▸ Given problem: With the pictures omitted, write out the entries that follow exactly as they stand.

▸ Rows:
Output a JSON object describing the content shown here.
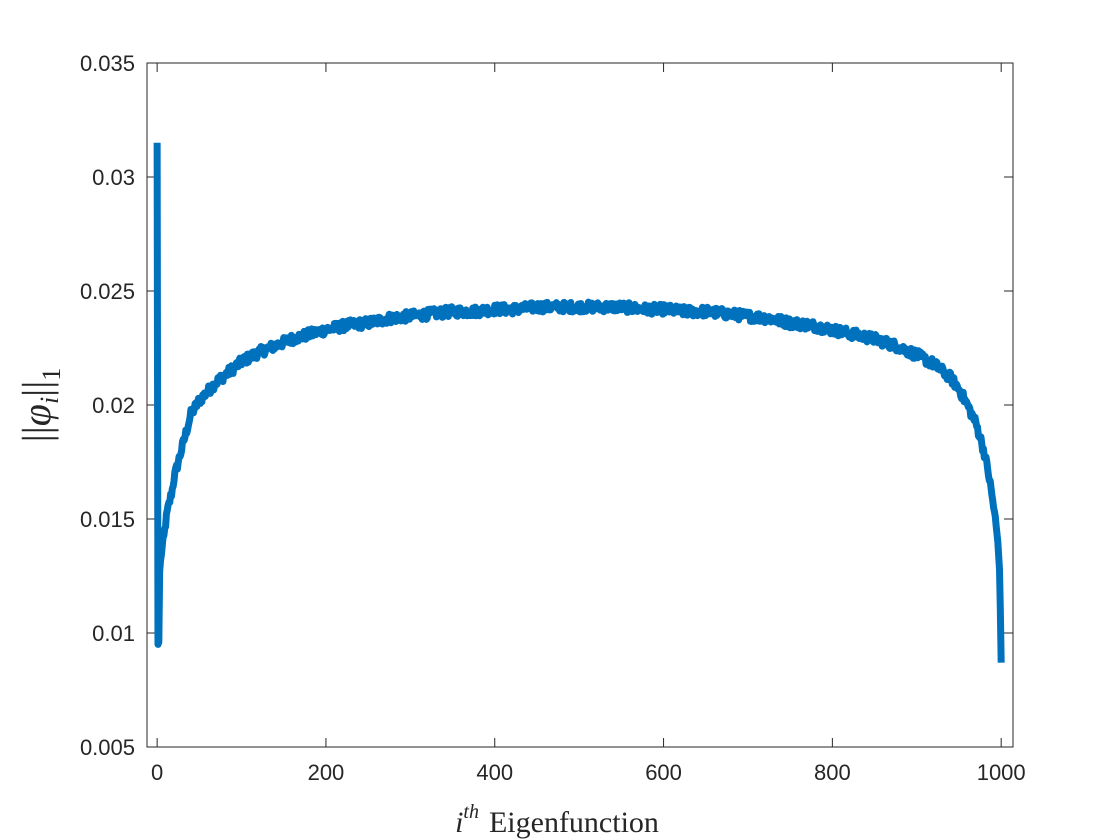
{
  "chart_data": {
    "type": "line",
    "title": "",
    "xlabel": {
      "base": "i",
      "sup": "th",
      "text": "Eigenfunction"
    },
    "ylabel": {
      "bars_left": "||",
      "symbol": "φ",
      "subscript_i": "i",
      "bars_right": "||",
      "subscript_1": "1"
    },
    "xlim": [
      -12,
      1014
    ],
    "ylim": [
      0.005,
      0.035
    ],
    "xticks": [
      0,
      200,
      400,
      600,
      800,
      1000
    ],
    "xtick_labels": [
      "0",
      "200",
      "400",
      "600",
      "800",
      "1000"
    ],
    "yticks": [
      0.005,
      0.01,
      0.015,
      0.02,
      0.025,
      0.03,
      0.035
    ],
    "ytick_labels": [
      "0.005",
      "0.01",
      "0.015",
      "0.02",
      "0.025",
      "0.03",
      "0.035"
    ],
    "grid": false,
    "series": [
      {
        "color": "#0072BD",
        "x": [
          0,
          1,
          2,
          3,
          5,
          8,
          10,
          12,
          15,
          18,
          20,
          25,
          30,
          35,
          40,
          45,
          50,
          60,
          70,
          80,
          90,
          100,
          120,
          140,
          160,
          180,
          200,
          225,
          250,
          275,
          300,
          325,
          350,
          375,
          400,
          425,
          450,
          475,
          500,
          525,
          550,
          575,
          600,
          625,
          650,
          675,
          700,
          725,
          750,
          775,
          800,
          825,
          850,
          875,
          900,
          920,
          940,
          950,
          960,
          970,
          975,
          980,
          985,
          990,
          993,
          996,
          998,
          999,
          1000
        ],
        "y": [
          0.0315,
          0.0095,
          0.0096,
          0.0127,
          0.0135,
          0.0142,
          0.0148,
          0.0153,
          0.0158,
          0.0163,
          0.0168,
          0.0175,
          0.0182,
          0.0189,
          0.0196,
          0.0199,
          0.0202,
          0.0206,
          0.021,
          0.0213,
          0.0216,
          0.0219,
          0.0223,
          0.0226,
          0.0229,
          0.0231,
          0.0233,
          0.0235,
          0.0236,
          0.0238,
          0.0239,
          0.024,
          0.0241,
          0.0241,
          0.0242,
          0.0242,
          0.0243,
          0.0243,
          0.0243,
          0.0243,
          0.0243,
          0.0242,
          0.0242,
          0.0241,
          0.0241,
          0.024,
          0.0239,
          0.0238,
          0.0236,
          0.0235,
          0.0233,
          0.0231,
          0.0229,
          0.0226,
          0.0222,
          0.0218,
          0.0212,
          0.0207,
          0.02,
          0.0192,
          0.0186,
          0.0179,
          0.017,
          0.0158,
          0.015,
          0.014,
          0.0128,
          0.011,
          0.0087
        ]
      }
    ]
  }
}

▸ Result:
Output a JSON object describing the content shown here.
{
  "chart_data": {
    "type": "line",
    "title": "",
    "xlabel": {
      "base": "i",
      "sup": "th",
      "text": "Eigenfunction"
    },
    "ylabel": {
      "bars_left": "||",
      "symbol": "φ",
      "subscript_i": "i",
      "bars_right": "||",
      "subscript_1": "1"
    },
    "xlim": [
      -12,
      1014
    ],
    "ylim": [
      0.005,
      0.035
    ],
    "xticks": [
      0,
      200,
      400,
      600,
      800,
      1000
    ],
    "xtick_labels": [
      "0",
      "200",
      "400",
      "600",
      "800",
      "1000"
    ],
    "yticks": [
      0.005,
      0.01,
      0.015,
      0.02,
      0.025,
      0.03,
      0.035
    ],
    "ytick_labels": [
      "0.005",
      "0.01",
      "0.015",
      "0.02",
      "0.025",
      "0.03",
      "0.035"
    ],
    "grid": false,
    "series": [
      {
        "color": "#0072BD",
        "x": [
          0,
          1,
          2,
          3,
          5,
          8,
          10,
          12,
          15,
          18,
          20,
          25,
          30,
          35,
          40,
          45,
          50,
          60,
          70,
          80,
          90,
          100,
          120,
          140,
          160,
          180,
          200,
          225,
          250,
          275,
          300,
          325,
          350,
          375,
          400,
          425,
          450,
          475,
          500,
          525,
          550,
          575,
          600,
          625,
          650,
          675,
          700,
          725,
          750,
          775,
          800,
          825,
          850,
          875,
          900,
          920,
          940,
          950,
          960,
          970,
          975,
          980,
          985,
          990,
          993,
          996,
          998,
          999,
          1000
        ],
        "y": [
          0.0315,
          0.0095,
          0.0096,
          0.0127,
          0.0135,
          0.0142,
          0.0148,
          0.0153,
          0.0158,
          0.0163,
          0.0168,
          0.0175,
          0.0182,
          0.0189,
          0.0196,
          0.0199,
          0.0202,
          0.0206,
          0.021,
          0.0213,
          0.0216,
          0.0219,
          0.0223,
          0.0226,
          0.0229,
          0.0231,
          0.0233,
          0.0235,
          0.0236,
          0.0238,
          0.0239,
          0.024,
          0.0241,
          0.0241,
          0.0242,
          0.0242,
          0.0243,
          0.0243,
          0.0243,
          0.0243,
          0.0243,
          0.0242,
          0.0242,
          0.0241,
          0.0241,
          0.024,
          0.0239,
          0.0238,
          0.0236,
          0.0235,
          0.0233,
          0.0231,
          0.0229,
          0.0226,
          0.0222,
          0.0218,
          0.0212,
          0.0207,
          0.02,
          0.0192,
          0.0186,
          0.0179,
          0.017,
          0.0158,
          0.015,
          0.014,
          0.0128,
          0.011,
          0.0087
        ]
      }
    ]
  }
}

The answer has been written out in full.